Re: [PATCH v6 1/2] sched/uclamp: Add a new sysctl to control RT default boost value

Valentin Schneider <valentin.schneider@xxxxxxx> · Mon, 06 Jul 2020 16:49:19 +0100

On 06/07/20 15:28, Qais Yousef wrote:
> CC: linux-fsdevel@xxxxxxxxxxxxxxx
> ---
>
> Peter
>
> I didn't do the
>
>       read_lock(&taslist_lock);
>       smp_mb__after_spinlock();
>       read_unlock(&tasklist_lock);
>
> dance you suggested on IRC as it didn't seem necessary. But maybe I missed
> something.
>

So the annoying bit with just uclamp_fork() is that it happens *before* the
task is appended to the tasklist. This means without too much care we
would have (if we'd do a sync at uclamp_fork()):

  CPU0 (sysctl write)                                CPU1 (concurrent forker)

                                                       copy_process()
                                                         uclamp_fork()
                                                           p.uclamp_min = state
    state = foo

    for_each_process_thread(p, t)
      update_state(t);
                                                         list_add(p)

▶ Listing
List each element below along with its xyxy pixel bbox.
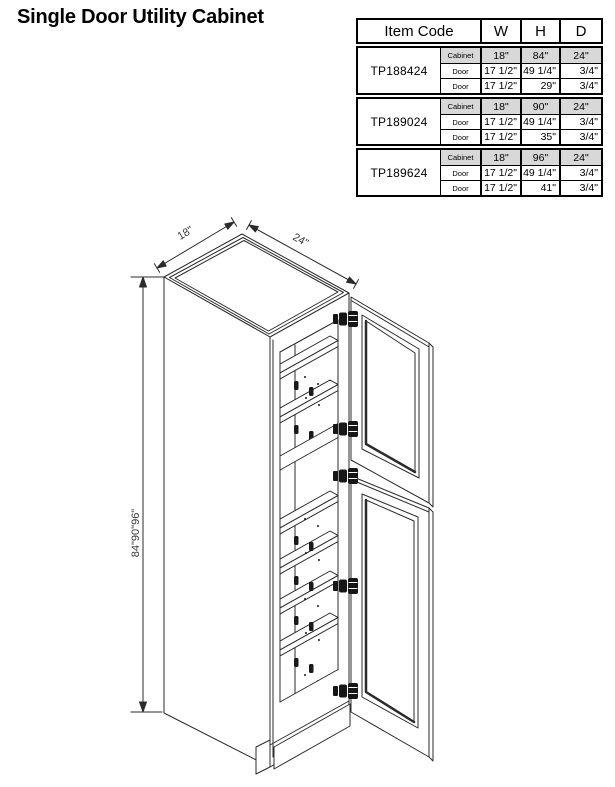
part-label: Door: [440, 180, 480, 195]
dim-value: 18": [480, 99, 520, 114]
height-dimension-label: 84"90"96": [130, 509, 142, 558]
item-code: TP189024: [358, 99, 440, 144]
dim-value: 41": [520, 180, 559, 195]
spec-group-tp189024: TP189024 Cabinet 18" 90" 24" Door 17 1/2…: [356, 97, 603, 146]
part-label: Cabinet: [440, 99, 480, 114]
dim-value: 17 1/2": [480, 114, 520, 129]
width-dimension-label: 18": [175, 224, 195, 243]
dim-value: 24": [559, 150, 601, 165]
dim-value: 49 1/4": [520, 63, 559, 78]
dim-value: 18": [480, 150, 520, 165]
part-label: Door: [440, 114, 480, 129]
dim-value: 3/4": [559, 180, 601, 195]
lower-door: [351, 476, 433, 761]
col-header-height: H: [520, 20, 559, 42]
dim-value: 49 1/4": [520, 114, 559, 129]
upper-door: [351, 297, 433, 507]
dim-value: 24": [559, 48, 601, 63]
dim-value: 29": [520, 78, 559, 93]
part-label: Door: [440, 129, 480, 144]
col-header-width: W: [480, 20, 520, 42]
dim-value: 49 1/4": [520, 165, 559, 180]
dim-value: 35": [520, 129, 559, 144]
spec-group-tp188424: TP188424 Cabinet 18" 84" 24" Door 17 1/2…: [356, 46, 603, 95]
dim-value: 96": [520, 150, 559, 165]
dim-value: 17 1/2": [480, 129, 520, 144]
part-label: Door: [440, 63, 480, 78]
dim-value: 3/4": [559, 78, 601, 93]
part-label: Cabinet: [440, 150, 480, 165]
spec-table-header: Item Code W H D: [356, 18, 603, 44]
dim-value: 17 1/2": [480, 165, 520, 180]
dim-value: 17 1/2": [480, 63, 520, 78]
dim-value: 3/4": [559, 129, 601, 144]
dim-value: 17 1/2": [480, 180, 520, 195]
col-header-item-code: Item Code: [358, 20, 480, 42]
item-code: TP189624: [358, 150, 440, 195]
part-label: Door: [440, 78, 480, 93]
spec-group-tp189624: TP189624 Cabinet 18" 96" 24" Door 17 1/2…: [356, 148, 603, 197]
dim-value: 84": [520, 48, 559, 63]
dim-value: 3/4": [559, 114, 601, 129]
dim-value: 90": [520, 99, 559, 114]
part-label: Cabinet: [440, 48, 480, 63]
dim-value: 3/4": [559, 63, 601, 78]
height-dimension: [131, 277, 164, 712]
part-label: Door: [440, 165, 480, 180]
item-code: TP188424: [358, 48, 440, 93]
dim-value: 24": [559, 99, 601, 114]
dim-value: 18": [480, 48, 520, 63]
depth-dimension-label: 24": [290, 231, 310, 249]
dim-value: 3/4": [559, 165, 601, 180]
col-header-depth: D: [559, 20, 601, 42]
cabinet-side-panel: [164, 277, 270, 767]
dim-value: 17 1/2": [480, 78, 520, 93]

▶ Required actions
A: Using the mailing list reply about the RT default boost sysctl, answer the following:
(i) Who sent the reply, and on what date?
(ii) Which address appears on the CC line of the quoted message?
(iii) When does uclamp_fork() happen relative to the task being appended to the tasklist?
B: Retype the portion of the mailing list reply about the RT default boost sysctl starting at "So the annoying" and ending at "copy_process()".
C: Continue the mailing list reply about the RT default boost sysctl from the point at which it stops.

▶ Answer set
A:
(i) Valentin Schneider, on Mon, 06 Jul 2020.
(ii) linux-fsdevel@xxxxxxxxxxxxxxx
(iii) It happens before the task is appended to the tasklist.

B:
So the annoying bit with just uclamp_fork() is that it happens *before* the
task is appended to the tasklist. This means without too much care we
would have (if we'd do a sync at uclamp_fork()):

  CPU0 (sysctl write)                                CPU1 (concurrent forker)

                                                       copy_process()

C:
i.e. that newly forked process would entirely sidestep the update. Now,
with Peter's suggested approach we can be in a much better situation. If we
have this in the sysctl update:

  state = foo;

  read_lock(&taslist_lock);
  smp_mb__after_spinlock();
  read_unlock(&tasklist_lock);

  for_each_process_thread(p, t)
    update_state(t);

While having this in the fork:

  write_lock(&tasklist_lock);
  list_add(p);
  write_unlock(&tasklist_lock);

  sched_post_fork(p); // state re-read here; probably wants an mb first

Then we can no longer miss an update. If the forked p doesn't see the new
value, it *must* have been added to the tasklist before the updater loops
over it, so the loop will catch it. If it sees the new value, we're done.

AIUI, the above strategy doesn't require any use of RCU. The update_state()
and sched_post_fork() can race, but as per the above they should both be
writing the same value.